--- TO DO ---
(a) Please answer these questions from the excerpt on void judgments:
(i) Which rule authorizes a court to set aside void judgments?
(ii) Which case does the Ketcham court quote?
(iii) What does ORS chapter 36 address?
(b) In one to three sentences, explain why the defendant's argument in the void-judgments excerpt does not show that the judgment is void.

--- SELECTION ---
As noted, ORCP 71 B(1)(d) authorizes a court to set aside void judgments. The fact that a court acts in violation of a statute does not mean that the resulting judgment is void. See Ketcham v. Selles, 304 Or 529, 534-35, 748 P2d 67 (1988). As the court explained in Ketcham, the authority to set aside void judgments is limited to instances in which the court lacked jurisdiction. The Ketcham court reasoned:

"'Once the judgment has been entered and the time for appeal has expired, the defaulting party has no recourse unless the trial court lacked jurisdiction [over the parties and the subject matter] to enter judgment'; other defenses are lost."

Id. at 535 (quoting Rajneesh Foundation v. McGreer, 303 Or 139, 144 n 3, 734 P2d 871 (1987) (bracketed material in Ketcham)). Here, defendant identifies no persuasive basis for saying that the trial court lacked either subject matter jurisdiction or personal jurisdiction. Rather, he relies solely on a perceived violation of ORS chapter 36, which addresses arbitration awards generally and commercial arbitration awards specifically.

--- MATERIAL ---
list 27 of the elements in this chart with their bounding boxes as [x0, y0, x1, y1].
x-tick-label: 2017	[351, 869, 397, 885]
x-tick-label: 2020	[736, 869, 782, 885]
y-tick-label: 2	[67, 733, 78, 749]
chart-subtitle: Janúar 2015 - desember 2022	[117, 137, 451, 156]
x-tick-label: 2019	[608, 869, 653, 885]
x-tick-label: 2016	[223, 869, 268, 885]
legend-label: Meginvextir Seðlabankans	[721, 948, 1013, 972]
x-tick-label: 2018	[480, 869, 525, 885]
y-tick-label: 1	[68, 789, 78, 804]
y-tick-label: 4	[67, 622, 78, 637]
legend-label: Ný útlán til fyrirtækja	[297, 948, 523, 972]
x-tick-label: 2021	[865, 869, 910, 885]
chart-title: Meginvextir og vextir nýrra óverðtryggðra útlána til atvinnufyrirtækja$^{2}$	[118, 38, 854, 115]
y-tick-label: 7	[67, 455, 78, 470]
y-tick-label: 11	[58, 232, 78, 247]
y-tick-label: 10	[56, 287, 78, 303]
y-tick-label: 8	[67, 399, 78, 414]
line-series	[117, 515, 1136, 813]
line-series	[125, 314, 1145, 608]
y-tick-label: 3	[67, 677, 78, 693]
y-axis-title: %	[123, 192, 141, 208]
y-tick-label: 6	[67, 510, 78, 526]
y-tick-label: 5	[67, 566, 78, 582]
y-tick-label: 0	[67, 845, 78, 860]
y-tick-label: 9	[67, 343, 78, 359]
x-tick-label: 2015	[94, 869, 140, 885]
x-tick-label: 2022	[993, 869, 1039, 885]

--- SOLUTIONS BELOW ---
(a)
(i) ORCP 71 B(1)(d).
(ii) Rajneesh Foundation v. McGreer.
(iii) Arbitration awards generally and commercial arbitration awards specifically.

(b) The authority to set aside void judgments is limited to cases where the court lacked jurisdiction, and a court's violation of a statute does not make its judgment void. The defendant gives no persuasive basis for saying the trial court lacked subject matter or personal jurisdiction. He relies only on a perceived violation of ORS chapter 36.